===== DATA ROWS

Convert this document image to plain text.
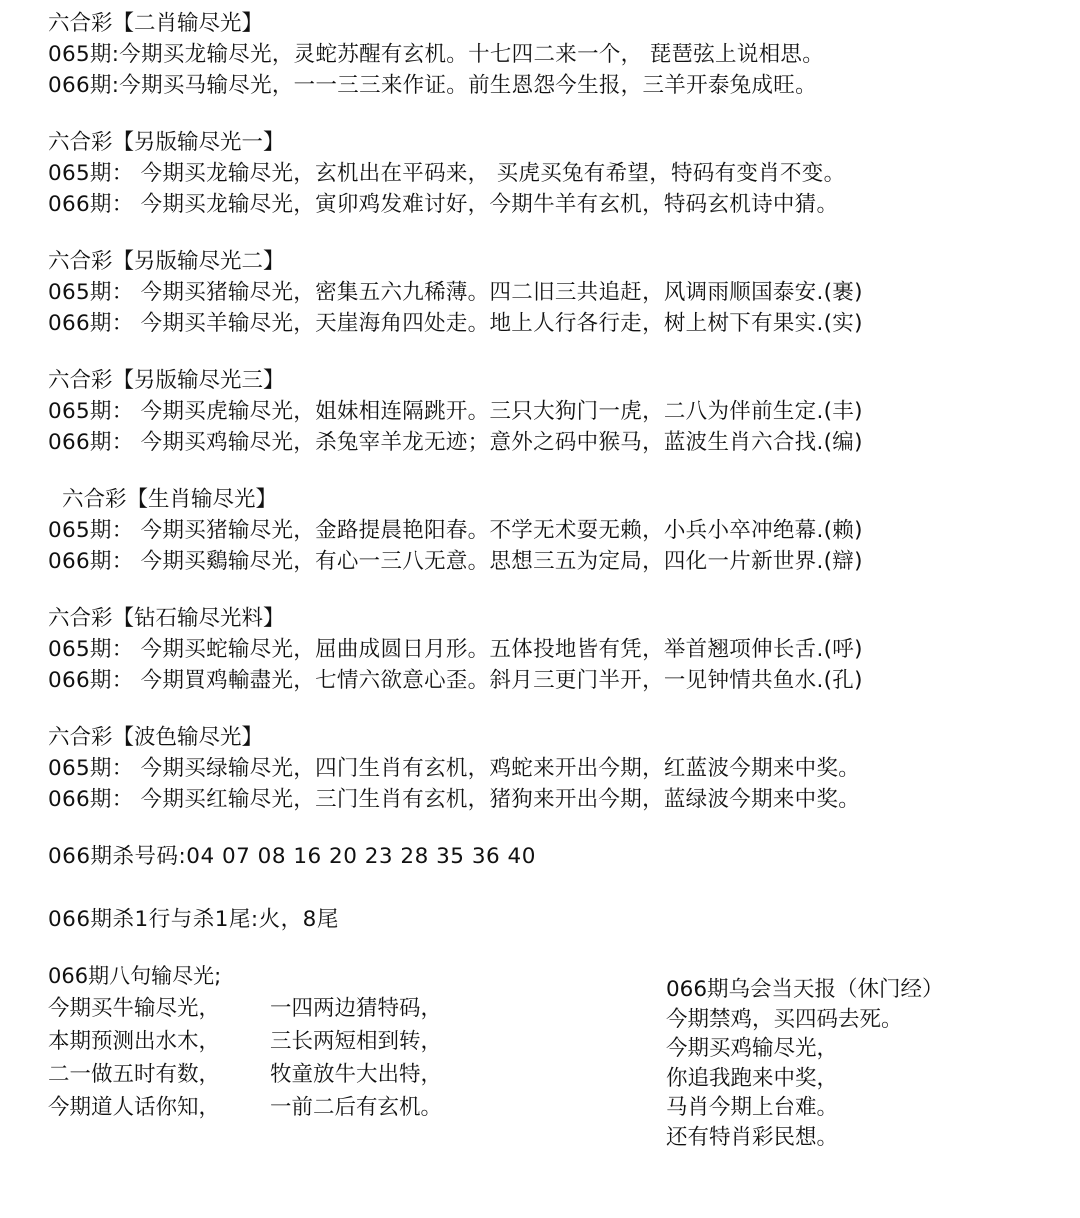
六合彩【二肖输尽光】
065期:今期买龙输尽光，灵蛇苏醒有玄机。十七四二来一个， 琵琶弦上说相思。
066期:今期买马输尽光，一一三三来作证。前生恩怨今生报，三羊开泰兔成旺。
六合彩【另版输尽光一】
065期： 今期买龙输尽光，玄机出在平码来， 买虎买兔有希望，特码有变肖不变。
066期： 今期买龙输尽光，寅卯鸡发难讨好，今期牛羊有玄机，特码玄机诗中猜。
六合彩【另版输尽光二】
065期： 今期买猪输尽光，密集五六九稀薄。四二旧三共追赶，风调雨顺国泰安.(裹)
066期： 今期买羊输尽光，天崖海角四处走。地上人行各行走，树上树下有果实.(实)
六合彩【另版输尽光三】
065期： 今期买虎输尽光，姐妹相连隔跳开。三只大狗门一虎，二八为伴前生定.(丰)
066期： 今期买鸡输尽光，杀兔宰羊龙无迹；意外之码中猴马，蓝波生肖六合找.(编)
六合彩【生肖输尽光】
065期： 今期买猪输尽光，金路提晨艳阳春。不学无术耍无赖，小兵小卒冲绝幕.(赖)
066期： 今期买鷄输尽光，有心一三八无意。思想三五为定局，四化一片新世界.(辯)
六合彩【钻石输尽光料】
065期： 今期买蛇输尽光，屈曲成圆日月形。五体投地皆有凭，举首翘项伸长舌.(呼)
066期： 今期買鸡輸盡光，七情六欲意心歪。斜月三更门半开，一见钟情共鱼水.(孔)
六合彩【波色输尽光】
065期： 今期买绿输尽光，四门生肖有玄机，鸡蛇来开出今期，红蓝波今期来中奖。
066期： 今期买红输尽光，三门生肖有玄机，猪狗来开出今期，蓝绿波今期来中奖。
066期杀号码:04 07 08 16 20 23 28 35 36 40
066期杀1行与杀1尾:火，8尾
066期八句输尽光;
今期买牛输尽光， 一四两边猜特码，
本期预测出水木， 三长两短相到转，
二一做五时有数， 牧童放牛大出特，
今期道人话你知， 一前二后有玄机。
066期乌会当天报（休门经）
今期禁鸡，买四码去死。
今期买鸡输尽光，
你追我跑来中奖，
马肖今期上台难。
还有特肖彩民想。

==========

## [OBJECTIVE]
Among the lines of the data above, count those holding "今期买猪输尽光" and state only the number.

## [WRITTEN RESPONSE]
2